- **Problem description**
Send back the records in full, character for character.

***** Recorded information *****

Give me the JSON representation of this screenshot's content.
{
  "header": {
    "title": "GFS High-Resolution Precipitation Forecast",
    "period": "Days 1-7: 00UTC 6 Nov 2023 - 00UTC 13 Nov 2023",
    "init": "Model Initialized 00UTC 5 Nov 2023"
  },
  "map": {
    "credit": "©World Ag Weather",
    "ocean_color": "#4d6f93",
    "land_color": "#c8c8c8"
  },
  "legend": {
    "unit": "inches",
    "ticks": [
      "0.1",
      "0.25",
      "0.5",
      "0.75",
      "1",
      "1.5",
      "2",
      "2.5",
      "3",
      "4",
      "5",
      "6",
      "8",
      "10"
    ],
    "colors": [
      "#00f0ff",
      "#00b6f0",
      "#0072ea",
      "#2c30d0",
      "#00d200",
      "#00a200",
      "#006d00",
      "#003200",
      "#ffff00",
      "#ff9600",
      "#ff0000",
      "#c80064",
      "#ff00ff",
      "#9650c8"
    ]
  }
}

*****

- **Task response**
Give me the JSON representation of this screenshot's content.
{
  "header": {
    "title": "GFS High-Resolution Precipitation Forecast",
    "period": "Days 1-7: 00UTC 6 Nov 2023 - 00UTC 13 Nov 2023",
    "init": "Model Initialized 00UTC 5 Nov 2023"
  },
  "map": {
    "credit": "©World Ag Weather",
    "ocean_color": "#4d6f93",
    "land_color": "#c8c8c8"
  },
  "legend": {
    "unit": "inches",
    "ticks": [
      "0.1",
      "0.25",
      "0.5",
      "0.75",
      "1",
      "1.5",
      "2",
      "2.5",
      "3",
      "4",
      "5",
      "6",
      "8",
      "10"
    ],
    "colors": [
      "#00f0ff",
      "#00b6f0",
      "#0072ea",
      "#2c30d0",
      "#00d200",
      "#00a200",
      "#006d00",
      "#003200",
      "#ffff00",
      "#ff9600",
      "#ff0000",
      "#c80064",
      "#ff00ff",
      "#9650c8"
    ]
  }
}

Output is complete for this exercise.